- _Exercise instructions_: Search the records below for the word "close". Pull out each line that has it.

* BEGIN Record list *

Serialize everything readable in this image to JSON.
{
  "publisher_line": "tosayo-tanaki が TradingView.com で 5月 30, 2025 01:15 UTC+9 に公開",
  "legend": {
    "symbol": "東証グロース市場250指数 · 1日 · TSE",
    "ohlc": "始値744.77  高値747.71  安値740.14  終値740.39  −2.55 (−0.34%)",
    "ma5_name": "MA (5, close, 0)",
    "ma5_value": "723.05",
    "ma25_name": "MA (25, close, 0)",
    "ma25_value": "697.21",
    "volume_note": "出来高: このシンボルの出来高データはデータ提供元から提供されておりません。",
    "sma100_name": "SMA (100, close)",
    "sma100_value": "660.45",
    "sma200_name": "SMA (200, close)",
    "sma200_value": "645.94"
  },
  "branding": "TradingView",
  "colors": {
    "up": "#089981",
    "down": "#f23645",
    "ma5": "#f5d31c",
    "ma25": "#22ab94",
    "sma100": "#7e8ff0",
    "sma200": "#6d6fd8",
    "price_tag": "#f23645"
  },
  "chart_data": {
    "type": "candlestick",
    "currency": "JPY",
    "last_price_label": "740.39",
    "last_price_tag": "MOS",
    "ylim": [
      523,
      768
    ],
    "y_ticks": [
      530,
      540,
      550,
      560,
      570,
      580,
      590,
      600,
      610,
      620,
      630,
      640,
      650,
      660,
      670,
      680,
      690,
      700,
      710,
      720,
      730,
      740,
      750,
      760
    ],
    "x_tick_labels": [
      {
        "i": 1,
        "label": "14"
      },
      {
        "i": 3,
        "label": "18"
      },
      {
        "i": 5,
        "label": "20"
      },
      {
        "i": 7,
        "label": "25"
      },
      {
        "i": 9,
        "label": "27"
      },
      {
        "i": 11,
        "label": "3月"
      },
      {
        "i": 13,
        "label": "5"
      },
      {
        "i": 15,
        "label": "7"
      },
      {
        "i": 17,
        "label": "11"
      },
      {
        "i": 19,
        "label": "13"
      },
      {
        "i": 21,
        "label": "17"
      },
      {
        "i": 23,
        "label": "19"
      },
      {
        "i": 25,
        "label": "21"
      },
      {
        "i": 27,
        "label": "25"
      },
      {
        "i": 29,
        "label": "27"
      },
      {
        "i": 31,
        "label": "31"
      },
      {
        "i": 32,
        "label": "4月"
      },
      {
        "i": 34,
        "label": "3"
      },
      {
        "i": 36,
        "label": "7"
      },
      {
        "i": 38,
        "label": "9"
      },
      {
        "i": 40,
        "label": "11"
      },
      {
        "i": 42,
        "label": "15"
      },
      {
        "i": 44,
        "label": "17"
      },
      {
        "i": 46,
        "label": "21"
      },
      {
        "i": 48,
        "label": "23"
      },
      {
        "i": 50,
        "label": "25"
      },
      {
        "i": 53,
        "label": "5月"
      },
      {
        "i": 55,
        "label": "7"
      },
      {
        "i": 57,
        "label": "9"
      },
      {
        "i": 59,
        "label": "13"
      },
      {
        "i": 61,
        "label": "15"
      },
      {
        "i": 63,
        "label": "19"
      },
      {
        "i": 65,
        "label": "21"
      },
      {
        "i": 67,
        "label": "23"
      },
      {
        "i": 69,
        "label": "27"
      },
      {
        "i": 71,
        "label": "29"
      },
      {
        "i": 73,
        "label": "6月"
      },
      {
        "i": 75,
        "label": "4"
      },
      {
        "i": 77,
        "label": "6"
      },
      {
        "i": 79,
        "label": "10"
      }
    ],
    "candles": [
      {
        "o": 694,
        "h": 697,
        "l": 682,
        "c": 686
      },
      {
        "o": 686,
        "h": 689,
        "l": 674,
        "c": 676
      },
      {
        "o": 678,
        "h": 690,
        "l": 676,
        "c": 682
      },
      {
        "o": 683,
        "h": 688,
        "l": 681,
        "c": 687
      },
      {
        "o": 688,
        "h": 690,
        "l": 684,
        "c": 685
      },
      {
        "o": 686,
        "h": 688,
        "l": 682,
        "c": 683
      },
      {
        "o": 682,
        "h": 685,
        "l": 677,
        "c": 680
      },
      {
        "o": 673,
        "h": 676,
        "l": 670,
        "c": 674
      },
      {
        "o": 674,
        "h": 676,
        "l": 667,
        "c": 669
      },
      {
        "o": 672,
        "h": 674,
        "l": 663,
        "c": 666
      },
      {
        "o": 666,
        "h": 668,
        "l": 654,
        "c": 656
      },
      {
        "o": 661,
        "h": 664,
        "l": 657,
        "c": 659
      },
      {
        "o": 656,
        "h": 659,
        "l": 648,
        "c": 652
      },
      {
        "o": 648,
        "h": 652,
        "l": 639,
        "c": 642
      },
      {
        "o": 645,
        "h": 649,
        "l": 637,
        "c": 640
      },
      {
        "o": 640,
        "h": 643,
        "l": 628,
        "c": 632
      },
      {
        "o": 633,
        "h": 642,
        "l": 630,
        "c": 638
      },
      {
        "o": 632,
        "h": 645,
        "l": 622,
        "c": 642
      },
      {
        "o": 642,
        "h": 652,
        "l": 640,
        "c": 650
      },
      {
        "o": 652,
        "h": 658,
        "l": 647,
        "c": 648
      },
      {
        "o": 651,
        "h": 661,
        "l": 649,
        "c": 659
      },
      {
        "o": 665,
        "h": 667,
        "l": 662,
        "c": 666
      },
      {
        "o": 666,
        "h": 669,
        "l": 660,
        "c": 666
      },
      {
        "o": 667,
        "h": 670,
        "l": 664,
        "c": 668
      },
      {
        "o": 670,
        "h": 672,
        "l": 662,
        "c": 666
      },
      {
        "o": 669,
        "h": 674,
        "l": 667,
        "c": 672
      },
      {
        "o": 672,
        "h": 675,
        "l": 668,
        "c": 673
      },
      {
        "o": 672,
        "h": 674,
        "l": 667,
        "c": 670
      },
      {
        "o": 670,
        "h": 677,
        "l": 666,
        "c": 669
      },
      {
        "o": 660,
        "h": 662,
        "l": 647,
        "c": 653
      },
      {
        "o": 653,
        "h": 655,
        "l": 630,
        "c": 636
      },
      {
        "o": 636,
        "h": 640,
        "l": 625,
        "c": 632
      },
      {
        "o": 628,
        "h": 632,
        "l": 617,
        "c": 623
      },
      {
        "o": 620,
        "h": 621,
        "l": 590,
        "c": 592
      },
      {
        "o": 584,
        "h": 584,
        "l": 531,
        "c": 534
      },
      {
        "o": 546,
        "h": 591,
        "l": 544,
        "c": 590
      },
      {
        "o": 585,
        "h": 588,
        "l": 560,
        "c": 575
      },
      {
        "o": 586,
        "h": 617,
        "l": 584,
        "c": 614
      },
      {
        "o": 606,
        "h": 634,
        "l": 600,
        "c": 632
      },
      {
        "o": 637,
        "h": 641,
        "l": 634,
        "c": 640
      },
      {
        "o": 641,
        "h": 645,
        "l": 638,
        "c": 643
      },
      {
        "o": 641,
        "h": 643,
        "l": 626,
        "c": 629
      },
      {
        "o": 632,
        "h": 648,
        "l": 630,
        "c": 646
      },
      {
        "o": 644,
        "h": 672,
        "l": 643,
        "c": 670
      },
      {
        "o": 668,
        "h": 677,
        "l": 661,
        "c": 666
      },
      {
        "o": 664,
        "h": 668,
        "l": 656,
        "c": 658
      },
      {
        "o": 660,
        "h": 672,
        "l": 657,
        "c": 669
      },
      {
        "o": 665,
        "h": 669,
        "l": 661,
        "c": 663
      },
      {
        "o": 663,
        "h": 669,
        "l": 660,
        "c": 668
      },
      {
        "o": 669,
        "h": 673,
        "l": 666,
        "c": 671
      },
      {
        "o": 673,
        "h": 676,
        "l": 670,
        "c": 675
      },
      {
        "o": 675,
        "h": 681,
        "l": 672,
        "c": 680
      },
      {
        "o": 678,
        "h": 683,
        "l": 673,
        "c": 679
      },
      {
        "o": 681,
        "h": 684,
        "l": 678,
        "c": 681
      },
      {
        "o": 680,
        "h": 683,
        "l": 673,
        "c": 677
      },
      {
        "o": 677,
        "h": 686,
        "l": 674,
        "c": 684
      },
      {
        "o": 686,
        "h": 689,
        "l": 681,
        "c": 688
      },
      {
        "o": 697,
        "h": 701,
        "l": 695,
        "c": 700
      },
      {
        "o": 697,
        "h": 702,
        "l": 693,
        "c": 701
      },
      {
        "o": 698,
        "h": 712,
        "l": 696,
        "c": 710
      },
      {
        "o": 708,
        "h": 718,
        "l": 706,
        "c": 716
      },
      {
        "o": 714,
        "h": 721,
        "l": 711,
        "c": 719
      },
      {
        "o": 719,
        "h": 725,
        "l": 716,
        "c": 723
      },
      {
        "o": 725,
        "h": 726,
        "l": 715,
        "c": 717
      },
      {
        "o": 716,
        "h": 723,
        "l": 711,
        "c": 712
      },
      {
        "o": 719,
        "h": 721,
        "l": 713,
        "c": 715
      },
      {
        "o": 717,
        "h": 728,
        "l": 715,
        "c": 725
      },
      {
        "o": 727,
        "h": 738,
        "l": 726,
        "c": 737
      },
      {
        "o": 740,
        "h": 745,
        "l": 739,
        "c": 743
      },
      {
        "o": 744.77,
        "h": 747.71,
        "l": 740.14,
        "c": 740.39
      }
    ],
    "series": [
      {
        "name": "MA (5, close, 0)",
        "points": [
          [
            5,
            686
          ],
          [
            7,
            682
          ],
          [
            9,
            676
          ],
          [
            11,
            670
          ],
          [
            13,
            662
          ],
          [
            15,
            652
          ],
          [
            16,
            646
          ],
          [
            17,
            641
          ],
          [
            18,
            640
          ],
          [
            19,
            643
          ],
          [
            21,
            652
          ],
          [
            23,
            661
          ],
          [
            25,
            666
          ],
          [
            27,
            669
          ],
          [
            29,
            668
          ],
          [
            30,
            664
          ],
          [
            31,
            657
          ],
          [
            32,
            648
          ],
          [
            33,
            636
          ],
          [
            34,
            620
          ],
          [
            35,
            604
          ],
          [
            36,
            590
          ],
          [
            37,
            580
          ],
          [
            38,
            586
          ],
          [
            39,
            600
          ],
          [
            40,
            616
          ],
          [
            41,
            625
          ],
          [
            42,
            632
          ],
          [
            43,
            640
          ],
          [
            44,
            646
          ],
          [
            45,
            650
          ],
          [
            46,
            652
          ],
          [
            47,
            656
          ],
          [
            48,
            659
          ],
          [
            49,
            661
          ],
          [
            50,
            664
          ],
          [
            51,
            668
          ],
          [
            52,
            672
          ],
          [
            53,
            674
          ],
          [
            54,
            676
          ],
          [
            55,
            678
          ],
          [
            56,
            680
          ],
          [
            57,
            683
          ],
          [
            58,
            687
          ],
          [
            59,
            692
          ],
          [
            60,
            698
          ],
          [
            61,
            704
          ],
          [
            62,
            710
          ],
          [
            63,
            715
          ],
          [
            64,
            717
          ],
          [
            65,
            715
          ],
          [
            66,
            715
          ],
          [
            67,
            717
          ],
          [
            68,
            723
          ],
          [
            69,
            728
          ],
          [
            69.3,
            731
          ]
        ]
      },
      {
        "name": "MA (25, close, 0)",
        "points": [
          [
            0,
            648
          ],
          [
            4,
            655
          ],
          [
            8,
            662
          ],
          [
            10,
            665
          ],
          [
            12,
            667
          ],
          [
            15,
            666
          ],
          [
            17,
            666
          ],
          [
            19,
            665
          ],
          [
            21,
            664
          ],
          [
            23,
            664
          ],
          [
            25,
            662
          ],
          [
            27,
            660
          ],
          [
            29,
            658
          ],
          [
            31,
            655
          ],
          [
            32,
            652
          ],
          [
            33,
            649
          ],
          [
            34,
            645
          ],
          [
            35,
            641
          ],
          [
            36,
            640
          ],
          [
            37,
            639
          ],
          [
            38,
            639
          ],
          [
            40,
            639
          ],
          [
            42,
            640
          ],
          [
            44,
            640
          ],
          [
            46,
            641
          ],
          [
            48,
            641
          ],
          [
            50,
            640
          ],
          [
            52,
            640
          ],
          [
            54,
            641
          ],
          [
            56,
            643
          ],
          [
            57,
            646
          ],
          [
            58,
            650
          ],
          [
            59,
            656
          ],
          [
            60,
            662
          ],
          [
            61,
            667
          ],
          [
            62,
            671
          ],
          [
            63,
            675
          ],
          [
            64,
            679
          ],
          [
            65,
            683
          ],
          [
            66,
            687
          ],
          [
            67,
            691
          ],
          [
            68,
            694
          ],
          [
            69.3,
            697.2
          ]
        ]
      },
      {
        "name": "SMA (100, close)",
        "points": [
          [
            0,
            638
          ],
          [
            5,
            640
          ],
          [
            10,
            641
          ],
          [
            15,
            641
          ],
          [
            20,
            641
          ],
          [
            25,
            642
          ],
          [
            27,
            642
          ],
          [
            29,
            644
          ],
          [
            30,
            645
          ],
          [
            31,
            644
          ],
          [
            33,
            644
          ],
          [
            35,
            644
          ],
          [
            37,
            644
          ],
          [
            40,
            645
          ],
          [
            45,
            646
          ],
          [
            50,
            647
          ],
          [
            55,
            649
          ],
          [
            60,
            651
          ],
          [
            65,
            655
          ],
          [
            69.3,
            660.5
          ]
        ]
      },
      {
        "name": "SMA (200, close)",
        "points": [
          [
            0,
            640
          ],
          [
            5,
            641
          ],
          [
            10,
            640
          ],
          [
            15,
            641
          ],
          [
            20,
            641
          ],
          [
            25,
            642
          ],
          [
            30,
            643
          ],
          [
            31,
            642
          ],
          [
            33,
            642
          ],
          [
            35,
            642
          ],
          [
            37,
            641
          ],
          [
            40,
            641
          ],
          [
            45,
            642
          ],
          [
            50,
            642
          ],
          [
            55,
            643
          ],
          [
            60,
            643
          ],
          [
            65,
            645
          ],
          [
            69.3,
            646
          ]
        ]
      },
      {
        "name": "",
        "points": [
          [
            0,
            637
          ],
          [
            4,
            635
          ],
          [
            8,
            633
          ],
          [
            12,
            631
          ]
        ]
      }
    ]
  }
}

* END Record list *

- _Task solution_:
    "ma5_name": "MA (5, close, 0)",
    "ma25_name": "MA (25, close, 0)",
    "sma100_name": "SMA (100, close)",
    "sma200_name": "SMA (200, close)",
        "name": "MA (5, close, 0)",
        "name": "MA (25, close, 0)",
        "name": "SMA (100, close)",
        "name": "SMA (200, close)",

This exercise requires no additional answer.